[Given instruction]
Output exactly the lines between the line that contains "Transcribe this image's" and the last line of the material, counting both.

[Task inputs]
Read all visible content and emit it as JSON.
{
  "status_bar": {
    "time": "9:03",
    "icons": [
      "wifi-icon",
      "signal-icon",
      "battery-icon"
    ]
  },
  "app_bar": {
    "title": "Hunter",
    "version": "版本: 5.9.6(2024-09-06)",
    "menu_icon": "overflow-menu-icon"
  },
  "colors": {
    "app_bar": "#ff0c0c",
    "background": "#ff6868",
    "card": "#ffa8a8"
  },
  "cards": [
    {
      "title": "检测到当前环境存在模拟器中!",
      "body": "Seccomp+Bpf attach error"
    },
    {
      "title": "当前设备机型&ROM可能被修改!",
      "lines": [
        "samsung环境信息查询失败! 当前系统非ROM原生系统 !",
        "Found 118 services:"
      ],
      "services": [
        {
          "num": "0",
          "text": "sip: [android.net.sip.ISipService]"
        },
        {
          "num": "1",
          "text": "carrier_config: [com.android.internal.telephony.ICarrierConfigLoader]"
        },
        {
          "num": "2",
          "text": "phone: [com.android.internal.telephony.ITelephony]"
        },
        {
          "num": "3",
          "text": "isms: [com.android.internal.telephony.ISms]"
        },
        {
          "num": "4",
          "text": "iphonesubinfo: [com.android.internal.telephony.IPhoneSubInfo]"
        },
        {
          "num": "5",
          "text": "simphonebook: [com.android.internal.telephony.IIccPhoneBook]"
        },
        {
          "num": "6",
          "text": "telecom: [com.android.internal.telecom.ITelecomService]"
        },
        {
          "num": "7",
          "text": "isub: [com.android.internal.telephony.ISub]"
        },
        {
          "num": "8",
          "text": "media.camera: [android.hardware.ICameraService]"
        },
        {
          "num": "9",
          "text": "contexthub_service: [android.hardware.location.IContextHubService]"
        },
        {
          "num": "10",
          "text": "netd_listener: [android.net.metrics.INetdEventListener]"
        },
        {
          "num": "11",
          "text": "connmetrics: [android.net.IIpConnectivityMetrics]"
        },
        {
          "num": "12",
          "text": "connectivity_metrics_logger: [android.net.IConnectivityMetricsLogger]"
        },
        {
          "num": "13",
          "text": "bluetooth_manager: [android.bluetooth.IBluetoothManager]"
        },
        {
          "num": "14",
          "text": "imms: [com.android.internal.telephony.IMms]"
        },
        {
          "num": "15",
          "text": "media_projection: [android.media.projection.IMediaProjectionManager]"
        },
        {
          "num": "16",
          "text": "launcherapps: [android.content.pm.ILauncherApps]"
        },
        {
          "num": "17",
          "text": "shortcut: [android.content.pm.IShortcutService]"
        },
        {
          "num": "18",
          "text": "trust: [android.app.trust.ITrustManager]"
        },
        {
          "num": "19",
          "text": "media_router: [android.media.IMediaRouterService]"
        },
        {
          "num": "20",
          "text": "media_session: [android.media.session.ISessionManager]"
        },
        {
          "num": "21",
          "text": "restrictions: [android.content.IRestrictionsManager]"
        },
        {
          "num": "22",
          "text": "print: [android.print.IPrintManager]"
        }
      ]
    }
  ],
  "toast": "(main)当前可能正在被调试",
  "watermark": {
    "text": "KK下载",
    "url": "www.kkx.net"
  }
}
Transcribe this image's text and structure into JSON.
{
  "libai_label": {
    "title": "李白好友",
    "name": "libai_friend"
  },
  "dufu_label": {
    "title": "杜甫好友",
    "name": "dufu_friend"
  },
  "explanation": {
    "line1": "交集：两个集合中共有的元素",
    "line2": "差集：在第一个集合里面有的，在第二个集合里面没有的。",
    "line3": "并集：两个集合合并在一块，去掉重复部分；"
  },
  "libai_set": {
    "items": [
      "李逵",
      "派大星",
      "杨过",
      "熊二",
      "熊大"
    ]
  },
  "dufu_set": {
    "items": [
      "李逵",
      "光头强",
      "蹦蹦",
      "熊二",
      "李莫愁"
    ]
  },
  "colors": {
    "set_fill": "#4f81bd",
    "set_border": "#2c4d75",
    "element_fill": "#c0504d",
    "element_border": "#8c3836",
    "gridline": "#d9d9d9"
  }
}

[Written solution]
Transcribe this image's text and structure into JSON.
{
  "libai_label": {
    "title": "李白好友",
    "name": "libai_friend"
  },
  "dufu_label": {
    "title": "杜甫好友",
    "name": "dufu_friend"
  },
  "explanation": {
    "line1": "交集：两个集合中共有的元素",
    "line2": "差集：在第一个集合里面有的，在第二个集合里面没有的。",
    "line3": "并集：两个集合合并在一块，去掉重复部分；"
  },
  "libai_set": {
    "items": [
      "李逵",
      "派大星",
      "杨过",
      "熊二",
      "熊大"
    ]
  },
  "dufu_set": {
    "items": [
      "李逵",
      "光头强",
      "蹦蹦",
      "熊二",
      "李莫愁"
    ]
  },
  "colors": {
    "set_fill": "#4f81bd",
    "set_border": "#2c4d75",
    "element_fill": "#c0504d",
    "element_border": "#8c3836",
    "gridline": "#d9d9d9"
  }
}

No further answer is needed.